READING PASSAGE:
-- Start --

I used data from the past two complete seasons. I hope to add more seasons, but the dates for games on USCHO from 3 years ago seem to be in a mix of d/m/y and m/d/y which kinda breaks things. (On that note, if anyone knows of a easily parsable database of game results that would be great since I'm currently copying the table from USCHO into excel and exporting it as a csv.)

I step through the schedule week by week and update the KRACH rating for every team. Then , I calculate the KRACH based projection of winning percentage for the upcoming week's games. I always use the higher ranked teams winning likelihood so they are all within the 0.5-1 range. I then save the result of the game (tie, higher ranked won, higher ranked loss) along with the KRACH based likelihood. I start this process at the beginning of January to ignore the early season variability of KRACH (also to avoid any of the complexities of calculating KRACH on undefeated teams). Now that I am typing this up I realize that stepping through on a weekly basis isn't really necessary and I am thinking about changing it to a day by day step.

Now I am left with two variables, KRACH Prediction Win Likelihood and the actual result of the game. I tried a couple different things here to try to find a good correlation between the two. Based on my research, I think the best way is to use a Logistic Regression and those are the results shown in the above post. I don't consider myself an expert in this stuff at all so I very well could be making some bad assumptions here. If anyone has a better method to compare them, I'm interested to hear.

If anyone has any questions or suggestions for further things to try out, I'd love to hear them.
#15
Hockey / Re: 2018 ECAC Permutations
February 19, 2018, 09:32:07 PM
I started doing some analysis on how accurate using KRACH is to predict results. I will follow up in the next post with some more details on what I did, but the basic gist was I collected the KRACH based projected winning percentage for the better ranked team and the result of the game (win/tie/loss). I then used a logistic regression to this data using the KRACH prediction as the independent variable. I used the results of 1129 games over the two previous seasons.

KRACH | Result
------+-------
 0.50 | 0.5390
 0.55 | 0.5750
 0.60 | 0.6102
 0.65 | 0.6444
 0.70 | 0.6771
 0.75 | 0.7081
 0.80 | 0.7374
 0.85 | 0.7647
 0.90 | 0.7899
 0.95 | 0.8131
 1.00 | 0.8343

-- End --

WHAT IS ASKED:
- A) From the hockey forum thread, print the passage from "I step through" to "by day step.".
- B) Translate this sentence from the hockey forum thread into Spanish: "I used the results of 1129 games over the two previous seasons."
- C) In the hockey forum thread, at what point in the season does the poster begin the week-by-week process of updating KRACH ratings?

SOURCE DATA:
-- Start --

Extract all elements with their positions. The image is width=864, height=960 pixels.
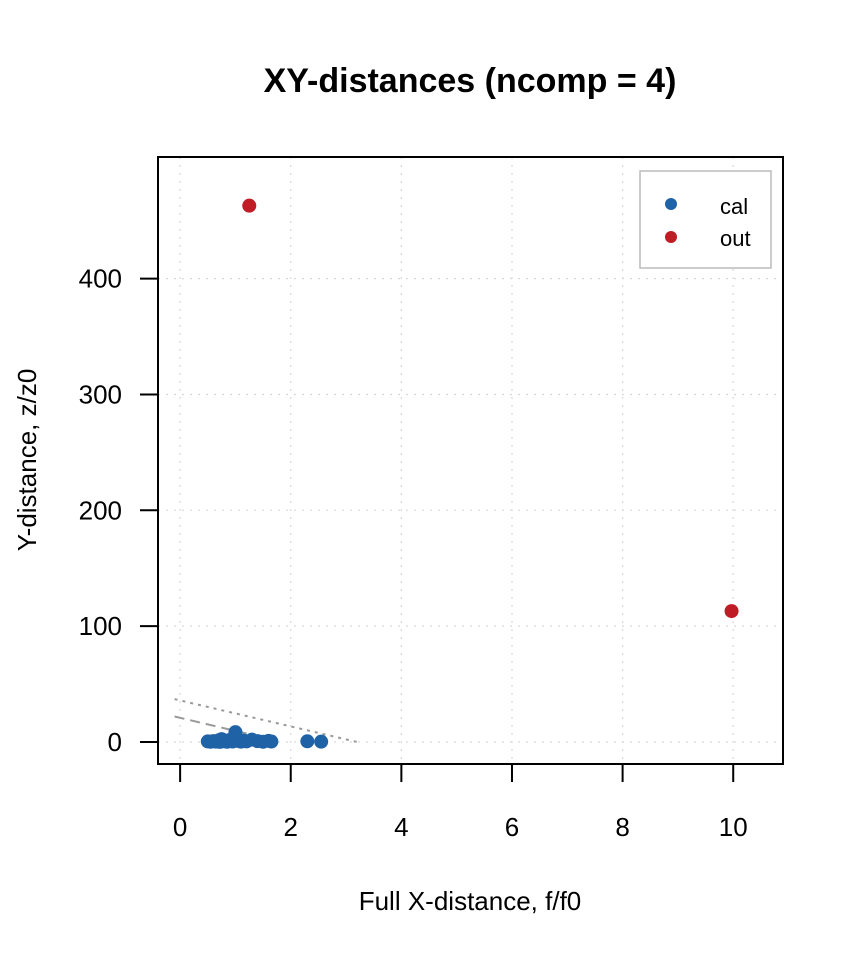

-- End --

RESPONSE LIST:
- A)
I step through the schedule week by week and update the KRACH rating for every team. Then , I calculate the KRACH based projection of winning percentage for the upcoming week's games. I always use the higher ranked teams winning likelihood so they are all within the 0.5-1 range. I then save the result of the game (tie, higher ranked won, higher ranked loss) along with the KRACH based likelihood. I start this process at the beginning of January to ignore the early season variability of KRACH (also to avoid any of the complexities of calculating KRACH on undefeated teams). Now that I am typing this up I realize that stepping through on a weekly basis isn't really necessary and I am thinking about changing it to a day by day step.

- B) Utilicé los resultados de 1129 partidos de las dos temporadas anteriores.

- C) At the beginning of January.